TASK BRIEF: Which lines run from the one containing "Read this page and output its text content." to the end of the entries? Quote them exactly, and nothing else.

DATA SUPPLIED:
▽

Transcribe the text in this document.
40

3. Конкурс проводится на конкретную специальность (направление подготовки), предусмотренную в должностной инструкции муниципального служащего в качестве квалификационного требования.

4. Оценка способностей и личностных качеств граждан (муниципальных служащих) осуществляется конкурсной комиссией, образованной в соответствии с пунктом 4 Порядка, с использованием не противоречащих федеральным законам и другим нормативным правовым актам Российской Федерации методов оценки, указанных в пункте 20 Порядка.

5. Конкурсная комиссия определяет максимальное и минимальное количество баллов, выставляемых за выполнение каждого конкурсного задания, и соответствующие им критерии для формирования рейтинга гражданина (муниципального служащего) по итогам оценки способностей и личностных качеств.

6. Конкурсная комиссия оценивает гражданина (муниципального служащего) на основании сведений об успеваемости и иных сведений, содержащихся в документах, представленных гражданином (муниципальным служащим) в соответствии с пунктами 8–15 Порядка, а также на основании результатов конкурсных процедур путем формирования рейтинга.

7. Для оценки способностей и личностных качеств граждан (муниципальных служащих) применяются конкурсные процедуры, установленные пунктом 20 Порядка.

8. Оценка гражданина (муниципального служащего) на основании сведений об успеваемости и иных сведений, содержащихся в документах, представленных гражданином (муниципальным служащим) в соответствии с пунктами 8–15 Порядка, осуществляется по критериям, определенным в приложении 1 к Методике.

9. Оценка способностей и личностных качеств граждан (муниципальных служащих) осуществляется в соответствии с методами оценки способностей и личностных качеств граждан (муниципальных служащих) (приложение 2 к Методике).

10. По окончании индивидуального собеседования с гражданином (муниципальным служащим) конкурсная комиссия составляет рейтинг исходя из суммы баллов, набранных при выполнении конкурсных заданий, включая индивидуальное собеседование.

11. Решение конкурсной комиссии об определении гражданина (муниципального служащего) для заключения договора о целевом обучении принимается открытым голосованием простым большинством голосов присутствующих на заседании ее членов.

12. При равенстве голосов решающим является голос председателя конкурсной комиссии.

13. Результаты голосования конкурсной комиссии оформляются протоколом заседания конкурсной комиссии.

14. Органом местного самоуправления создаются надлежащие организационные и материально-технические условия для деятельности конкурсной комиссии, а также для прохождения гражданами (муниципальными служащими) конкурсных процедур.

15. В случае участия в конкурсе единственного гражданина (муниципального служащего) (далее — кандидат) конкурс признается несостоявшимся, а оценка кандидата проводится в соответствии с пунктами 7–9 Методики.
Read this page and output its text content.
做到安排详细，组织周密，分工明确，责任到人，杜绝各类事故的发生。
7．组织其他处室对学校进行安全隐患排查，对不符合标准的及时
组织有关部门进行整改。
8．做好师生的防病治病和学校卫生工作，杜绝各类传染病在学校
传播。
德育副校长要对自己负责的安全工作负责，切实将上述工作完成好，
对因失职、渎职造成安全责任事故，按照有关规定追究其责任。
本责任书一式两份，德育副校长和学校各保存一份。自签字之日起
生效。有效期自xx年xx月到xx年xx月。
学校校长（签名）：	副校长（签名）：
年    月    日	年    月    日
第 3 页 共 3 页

△

REPLY TO THE TASK:
Read this page and output its text content.
做到安排详细，组织周密，分工明确，责任到人，杜绝各类事故的发生。
7．组织其他处室对学校进行安全隐患排查，对不符合标准的及时
组织有关部门进行整改。
8．做好师生的防病治病和学校卫生工作，杜绝各类传染病在学校
传播。
德育副校长要对自己负责的安全工作负责，切实将上述工作完成好，
对因失职、渎职造成安全责任事故，按照有关规定追究其责任。
本责任书一式两份，德育副校长和学校各保存一份。自签字之日起
生效。有效期自xx年xx月到xx年xx月。
学校校长（签名）：	副校长（签名）：
年    月    日	年    月    日
第 3 页 共 3 页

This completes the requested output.